Saved data entries
━━━━━━

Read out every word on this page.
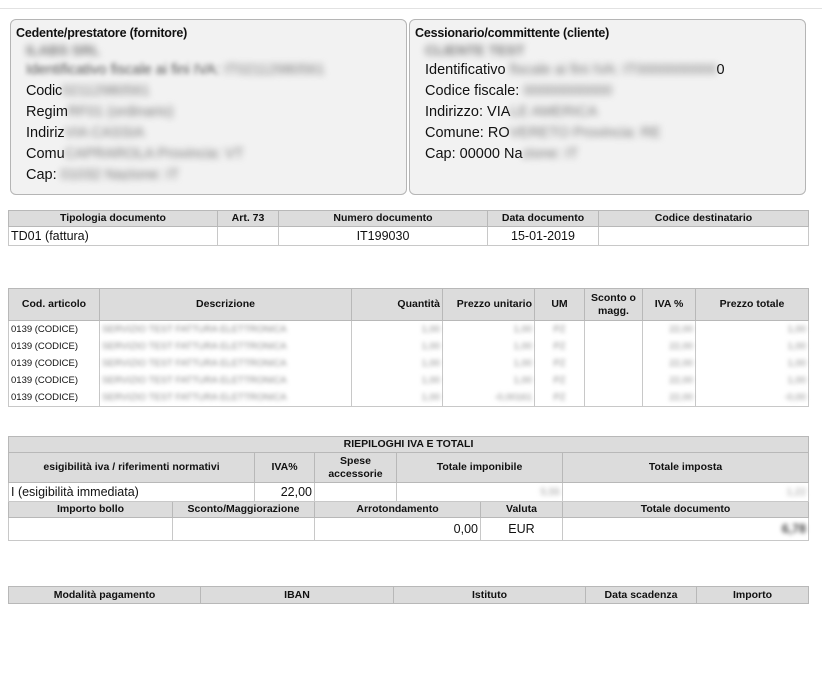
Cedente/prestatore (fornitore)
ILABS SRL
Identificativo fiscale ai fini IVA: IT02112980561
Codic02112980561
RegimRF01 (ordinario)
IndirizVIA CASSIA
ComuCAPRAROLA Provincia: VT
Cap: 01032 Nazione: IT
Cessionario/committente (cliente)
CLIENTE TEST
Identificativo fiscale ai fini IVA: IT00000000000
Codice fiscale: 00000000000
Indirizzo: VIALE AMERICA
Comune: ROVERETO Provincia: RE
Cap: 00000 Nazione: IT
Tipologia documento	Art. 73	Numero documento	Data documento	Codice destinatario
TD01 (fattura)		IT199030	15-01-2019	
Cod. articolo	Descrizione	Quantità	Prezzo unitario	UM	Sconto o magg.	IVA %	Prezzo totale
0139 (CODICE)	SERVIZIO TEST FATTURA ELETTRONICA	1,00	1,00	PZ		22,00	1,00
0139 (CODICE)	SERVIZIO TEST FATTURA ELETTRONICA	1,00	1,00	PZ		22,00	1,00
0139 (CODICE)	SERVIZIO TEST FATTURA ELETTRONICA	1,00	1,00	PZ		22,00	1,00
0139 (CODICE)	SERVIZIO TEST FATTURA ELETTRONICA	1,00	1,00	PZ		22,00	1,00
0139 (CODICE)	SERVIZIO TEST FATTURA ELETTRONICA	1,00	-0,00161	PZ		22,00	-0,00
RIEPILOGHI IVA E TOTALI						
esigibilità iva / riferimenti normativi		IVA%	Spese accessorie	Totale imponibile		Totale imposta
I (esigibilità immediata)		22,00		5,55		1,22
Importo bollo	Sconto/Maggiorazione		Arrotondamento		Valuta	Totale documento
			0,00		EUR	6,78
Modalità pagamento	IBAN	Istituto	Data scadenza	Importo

━━━━━━

**Problem**
Give every line above again exactly, with no pictures.

**Output below**
Read out every word on this page.
Cedente/prestatore (fornitore)
ILABS SRL
Identificativo fiscale ai fini IVA: IT02112980561
Codic02112980561
RegimRF01 (ordinario)
IndirizVIA CASSIA
ComuCAPRAROLA Provincia: VT
Cap: 01032 Nazione: IT
Cessionario/committente (cliente)
CLIENTE TEST
Identificativo fiscale ai fini IVA: IT00000000000
Codice fiscale: 00000000000
Indirizzo: VIALE AMERICA
Comune: ROVERETO Provincia: RE
Cap: 00000 Nazione: IT
Tipologia documento	Art. 73	Numero documento	Data documento	Codice destinatario
TD01 (fattura)		IT199030	15-01-2019	
Cod. articolo	Descrizione	Quantità	Prezzo unitario	UM	Sconto o magg.	IVA %	Prezzo totale
0139 (CODICE)	SERVIZIO TEST FATTURA ELETTRONICA	1,00	1,00	PZ		22,00	1,00
0139 (CODICE)	SERVIZIO TEST FATTURA ELETTRONICA	1,00	1,00	PZ		22,00	1,00
0139 (CODICE)	SERVIZIO TEST FATTURA ELETTRONICA	1,00	1,00	PZ		22,00	1,00
0139 (CODICE)	SERVIZIO TEST FATTURA ELETTRONICA	1,00	1,00	PZ		22,00	1,00
0139 (CODICE)	SERVIZIO TEST FATTURA ELETTRONICA	1,00	-0,00161	PZ		22,00	-0,00
RIEPILOGHI IVA E TOTALI						
esigibilità iva / riferimenti normativi		IVA%	Spese accessorie	Totale imponibile		Totale imposta
I (esigibilità immediata)		22,00		5,55		1,22
Importo bollo	Sconto/Maggiorazione		Arrotondamento		Valuta	Totale documento
			0,00		EUR	6,78
Modalità pagamento	IBAN	Istituto	Data scadenza	Importo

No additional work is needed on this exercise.